* _Information supplied_:
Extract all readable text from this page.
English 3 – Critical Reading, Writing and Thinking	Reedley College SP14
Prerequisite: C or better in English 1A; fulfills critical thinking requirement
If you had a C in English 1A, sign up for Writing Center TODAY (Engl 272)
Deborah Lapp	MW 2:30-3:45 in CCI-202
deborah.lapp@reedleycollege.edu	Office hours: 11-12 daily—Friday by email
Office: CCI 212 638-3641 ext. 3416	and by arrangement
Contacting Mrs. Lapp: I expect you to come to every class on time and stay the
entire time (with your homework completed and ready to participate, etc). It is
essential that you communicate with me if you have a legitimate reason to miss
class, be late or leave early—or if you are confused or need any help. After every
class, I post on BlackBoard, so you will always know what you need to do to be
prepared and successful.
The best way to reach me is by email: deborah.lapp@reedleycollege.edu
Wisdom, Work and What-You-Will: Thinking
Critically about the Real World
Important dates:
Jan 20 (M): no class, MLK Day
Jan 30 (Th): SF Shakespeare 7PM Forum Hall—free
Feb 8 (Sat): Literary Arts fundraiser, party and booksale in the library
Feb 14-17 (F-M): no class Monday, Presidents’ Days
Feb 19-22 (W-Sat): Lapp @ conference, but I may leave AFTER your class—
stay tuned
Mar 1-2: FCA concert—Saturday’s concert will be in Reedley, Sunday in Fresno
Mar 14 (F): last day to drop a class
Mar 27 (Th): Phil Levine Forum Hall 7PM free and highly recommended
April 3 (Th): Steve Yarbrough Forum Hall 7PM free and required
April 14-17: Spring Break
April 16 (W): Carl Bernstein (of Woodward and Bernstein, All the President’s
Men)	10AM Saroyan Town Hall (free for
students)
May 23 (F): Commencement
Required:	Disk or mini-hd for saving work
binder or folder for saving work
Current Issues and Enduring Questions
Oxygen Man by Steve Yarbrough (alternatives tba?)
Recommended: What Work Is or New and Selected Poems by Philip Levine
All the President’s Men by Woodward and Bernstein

* _Exercise_: Give the material above again, word for word.

* _Solution below_:
Extract all readable text from this page.
English 3 – Critical Reading, Writing and Thinking	Reedley College SP14
Prerequisite: C or better in English 1A; fulfills critical thinking requirement
If you had a C in English 1A, sign up for Writing Center TODAY (Engl 272)
Deborah Lapp	MW 2:30-3:45 in CCI-202
deborah.lapp@reedleycollege.edu	Office hours: 11-12 daily—Friday by email
Office: CCI 212 638-3641 ext. 3416	and by arrangement
Contacting Mrs. Lapp: I expect you to come to every class on time and stay the
entire time (with your homework completed and ready to participate, etc). It is
essential that you communicate with me if you have a legitimate reason to miss
class, be late or leave early—or if you are confused or need any help. After every
class, I post on BlackBoard, so you will always know what you need to do to be
prepared and successful.
The best way to reach me is by email: deborah.lapp@reedleycollege.edu
Wisdom, Work and What-You-Will: Thinking
Critically about the Real World
Important dates:
Jan 20 (M): no class, MLK Day
Jan 30 (Th): SF Shakespeare 7PM Forum Hall—free
Feb 8 (Sat): Literary Arts fundraiser, party and booksale in the library
Feb 14-17 (F-M): no class Monday, Presidents’ Days
Feb 19-22 (W-Sat): Lapp @ conference, but I may leave AFTER your class—
stay tuned
Mar 1-2: FCA concert—Saturday’s concert will be in Reedley, Sunday in Fresno
Mar 14 (F): last day to drop a class
Mar 27 (Th): Phil Levine Forum Hall 7PM free and highly recommended
April 3 (Th): Steve Yarbrough Forum Hall 7PM free and required
April 14-17: Spring Break
April 16 (W): Carl Bernstein (of Woodward and Bernstein, All the President’s
Men)	10AM Saroyan Town Hall (free for
students)
May 23 (F): Commencement
Required:	Disk or mini-hd for saving work
binder or folder for saving work
Current Issues and Enduring Questions
Oxygen Man by Steve Yarbrough (alternatives tba?)
Recommended: What Work Is or New and Selected Poems by Philip Levine
All the President’s Men by Woodward and Bernstein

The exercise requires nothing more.